== Task data
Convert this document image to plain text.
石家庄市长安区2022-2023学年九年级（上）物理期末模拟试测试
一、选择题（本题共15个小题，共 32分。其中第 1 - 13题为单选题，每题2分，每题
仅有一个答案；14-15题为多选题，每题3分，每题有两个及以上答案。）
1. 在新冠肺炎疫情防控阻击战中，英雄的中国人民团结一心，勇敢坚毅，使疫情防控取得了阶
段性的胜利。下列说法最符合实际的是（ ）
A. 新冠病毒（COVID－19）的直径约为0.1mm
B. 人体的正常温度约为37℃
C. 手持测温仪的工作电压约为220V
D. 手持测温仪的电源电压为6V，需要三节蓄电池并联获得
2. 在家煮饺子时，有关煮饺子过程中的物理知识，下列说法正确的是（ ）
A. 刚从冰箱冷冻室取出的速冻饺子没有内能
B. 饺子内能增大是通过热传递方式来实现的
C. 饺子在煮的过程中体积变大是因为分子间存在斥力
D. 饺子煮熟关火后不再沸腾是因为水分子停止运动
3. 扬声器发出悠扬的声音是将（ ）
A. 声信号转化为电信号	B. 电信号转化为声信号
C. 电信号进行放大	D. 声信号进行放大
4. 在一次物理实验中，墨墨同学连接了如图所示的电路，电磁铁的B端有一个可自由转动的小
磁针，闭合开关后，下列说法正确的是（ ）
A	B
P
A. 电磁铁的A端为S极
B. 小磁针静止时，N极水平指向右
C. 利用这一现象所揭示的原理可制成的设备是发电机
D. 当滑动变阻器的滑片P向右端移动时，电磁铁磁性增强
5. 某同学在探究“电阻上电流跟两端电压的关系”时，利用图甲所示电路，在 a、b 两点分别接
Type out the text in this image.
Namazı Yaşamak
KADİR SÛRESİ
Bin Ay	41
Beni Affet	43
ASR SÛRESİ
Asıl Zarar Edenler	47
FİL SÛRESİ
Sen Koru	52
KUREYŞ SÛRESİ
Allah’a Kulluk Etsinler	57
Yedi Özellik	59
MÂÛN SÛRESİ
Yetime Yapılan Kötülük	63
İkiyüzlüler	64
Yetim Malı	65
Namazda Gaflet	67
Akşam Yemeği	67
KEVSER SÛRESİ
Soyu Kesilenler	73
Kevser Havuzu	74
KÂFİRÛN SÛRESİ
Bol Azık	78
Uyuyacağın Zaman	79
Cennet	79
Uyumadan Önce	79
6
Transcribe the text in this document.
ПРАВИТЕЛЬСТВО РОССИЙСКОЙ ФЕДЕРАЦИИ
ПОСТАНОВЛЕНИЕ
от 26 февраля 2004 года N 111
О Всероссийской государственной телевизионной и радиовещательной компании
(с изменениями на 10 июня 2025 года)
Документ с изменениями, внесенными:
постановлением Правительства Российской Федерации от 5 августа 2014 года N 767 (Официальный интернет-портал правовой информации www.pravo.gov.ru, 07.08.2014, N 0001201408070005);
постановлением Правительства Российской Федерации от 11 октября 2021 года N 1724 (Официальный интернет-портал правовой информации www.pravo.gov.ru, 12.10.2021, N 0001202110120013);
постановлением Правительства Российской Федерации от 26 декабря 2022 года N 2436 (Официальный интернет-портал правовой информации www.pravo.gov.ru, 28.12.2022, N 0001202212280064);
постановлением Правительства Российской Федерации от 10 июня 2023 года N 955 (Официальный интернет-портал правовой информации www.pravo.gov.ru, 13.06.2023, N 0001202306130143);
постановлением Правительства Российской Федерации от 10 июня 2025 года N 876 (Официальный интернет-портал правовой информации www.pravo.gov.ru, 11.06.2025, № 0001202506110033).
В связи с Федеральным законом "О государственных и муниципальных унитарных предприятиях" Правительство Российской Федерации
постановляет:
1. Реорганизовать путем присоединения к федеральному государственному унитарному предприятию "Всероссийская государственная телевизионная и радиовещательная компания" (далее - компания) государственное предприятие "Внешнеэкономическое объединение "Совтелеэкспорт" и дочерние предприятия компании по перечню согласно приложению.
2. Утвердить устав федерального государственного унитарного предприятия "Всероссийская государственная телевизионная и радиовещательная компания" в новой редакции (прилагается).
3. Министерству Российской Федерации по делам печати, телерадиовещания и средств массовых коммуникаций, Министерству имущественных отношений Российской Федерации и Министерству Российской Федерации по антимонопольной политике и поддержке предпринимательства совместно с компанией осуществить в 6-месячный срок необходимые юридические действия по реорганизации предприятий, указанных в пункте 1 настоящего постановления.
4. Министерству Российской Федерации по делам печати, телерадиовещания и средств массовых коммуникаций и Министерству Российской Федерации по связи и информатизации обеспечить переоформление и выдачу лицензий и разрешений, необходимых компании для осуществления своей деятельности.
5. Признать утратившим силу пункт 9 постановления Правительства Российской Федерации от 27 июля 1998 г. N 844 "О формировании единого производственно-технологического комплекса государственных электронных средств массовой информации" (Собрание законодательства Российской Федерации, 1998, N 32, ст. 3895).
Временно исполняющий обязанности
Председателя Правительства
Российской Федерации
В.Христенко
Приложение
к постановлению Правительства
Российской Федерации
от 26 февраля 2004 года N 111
====
-- Short exercise --
Reproduce all of the data exactly as given.

-- Response --
Convert this document image to plain text.
石家庄市长安区2022-2023学年九年级（上）物理期末模拟试测试
一、选择题（本题共15个小题，共 32分。其中第 1 - 13题为单选题，每题2分，每题
仅有一个答案；14-15题为多选题，每题3分，每题有两个及以上答案。）
1. 在新冠肺炎疫情防控阻击战中，英雄的中国人民团结一心，勇敢坚毅，使疫情防控取得了阶
段性的胜利。下列说法最符合实际的是（ ）
A. 新冠病毒（COVID－19）的直径约为0.1mm
B. 人体的正常温度约为37℃
C. 手持测温仪的工作电压约为220V
D. 手持测温仪的电源电压为6V，需要三节蓄电池并联获得
2. 在家煮饺子时，有关煮饺子过程中的物理知识，下列说法正确的是（ ）
A. 刚从冰箱冷冻室取出的速冻饺子没有内能
B. 饺子内能增大是通过热传递方式来实现的
C. 饺子在煮的过程中体积变大是因为分子间存在斥力
D. 饺子煮熟关火后不再沸腾是因为水分子停止运动
3. 扬声器发出悠扬的声音是将（ ）
A. 声信号转化为电信号	B. 电信号转化为声信号
C. 电信号进行放大	D. 声信号进行放大
4. 在一次物理实验中，墨墨同学连接了如图所示的电路，电磁铁的B端有一个可自由转动的小
磁针，闭合开关后，下列说法正确的是（ ）
A	B
P
A. 电磁铁的A端为S极
B. 小磁针静止时，N极水平指向右
C. 利用这一现象所揭示的原理可制成的设备是发电机
D. 当滑动变阻器的滑片P向右端移动时，电磁铁磁性增强
5. 某同学在探究“电阻上电流跟两端电压的关系”时，利用图甲所示电路，在 a、b 两点分别接
Type out the text in this image.
Namazı Yaşamak
KADİR SÛRESİ
Bin Ay	41
Beni Affet	43
ASR SÛRESİ
Asıl Zarar Edenler	47
FİL SÛRESİ
Sen Koru	52
KUREYŞ SÛRESİ
Allah’a Kulluk Etsinler	57
Yedi Özellik	59
MÂÛN SÛRESİ
Yetime Yapılan Kötülük	63
İkiyüzlüler	64
Yetim Malı	65
Namazda Gaflet	67
Akşam Yemeği	67
KEVSER SÛRESİ
Soyu Kesilenler	73
Kevser Havuzu	74
KÂFİRÛN SÛRESİ
Bol Azık	78
Uyuyacağın Zaman	79
Cennet	79
Uyumadan Önce	79
6
Transcribe the text in this document.
ПРАВИТЕЛЬСТВО РОССИЙСКОЙ ФЕДЕРАЦИИ
ПОСТАНОВЛЕНИЕ
от 26 февраля 2004 года N 111
О Всероссийской государственной телевизионной и радиовещательной компании
(с изменениями на 10 июня 2025 года)
Документ с изменениями, внесенными:
постановлением Правительства Российской Федерации от 5 августа 2014 года N 767 (Официальный интернет-портал правовой информации www.pravo.gov.ru, 07.08.2014, N 0001201408070005);
постановлением Правительства Российской Федерации от 11 октября 2021 года N 1724 (Официальный интернет-портал правовой информации www.pravo.gov.ru, 12.10.2021, N 0001202110120013);
постановлением Правительства Российской Федерации от 26 декабря 2022 года N 2436 (Официальный интернет-портал правовой информации www.pravo.gov.ru, 28.12.2022, N 0001202212280064);
постановлением Правительства Российской Федерации от 10 июня 2023 года N 955 (Официальный интернет-портал правовой информации www.pravo.gov.ru, 13.06.2023, N 0001202306130143);
постановлением Правительства Российской Федерации от 10 июня 2025 года N 876 (Официальный интернет-портал правовой информации www.pravo.gov.ru, 11.06.2025, № 0001202506110033).
В связи с Федеральным законом "О государственных и муниципальных унитарных предприятиях" Правительство Российской Федерации
постановляет:
1. Реорганизовать путем присоединения к федеральному государственному унитарному предприятию "Всероссийская государственная телевизионная и радиовещательная компания" (далее - компания) государственное предприятие "Внешнеэкономическое объединение "Совтелеэкспорт" и дочерние предприятия компании по перечню согласно приложению.
2. Утвердить устав федерального государственного унитарного предприятия "Всероссийская государственная телевизионная и радиовещательная компания" в новой редакции (прилагается).
3. Министерству Российской Федерации по делам печати, телерадиовещания и средств массовых коммуникаций, Министерству имущественных отношений Российской Федерации и Министерству Российской Федерации по антимонопольной политике и поддержке предпринимательства совместно с компанией осуществить в 6-месячный срок необходимые юридические действия по реорганизации предприятий, указанных в пункте 1 настоящего постановления.
4. Министерству Российской Федерации по делам печати, телерадиовещания и средств массовых коммуникаций и Министерству Российской Федерации по связи и информатизации обеспечить переоформление и выдачу лицензий и разрешений, необходимых компании для осуществления своей деятельности.
5. Признать утратившим силу пункт 9 постановления Правительства Российской Федерации от 27 июля 1998 г. N 844 "О формировании единого производственно-технологического комплекса государственных электронных средств массовой информации" (Собрание законодательства Российской Федерации, 1998, N 32, ст. 3895).
Временно исполняющий обязанности
Председателя Правительства
Российской Федерации
В.Христенко
Приложение
к постановлению Правительства
Российской Федерации
от 26 февраля 2004 года N 111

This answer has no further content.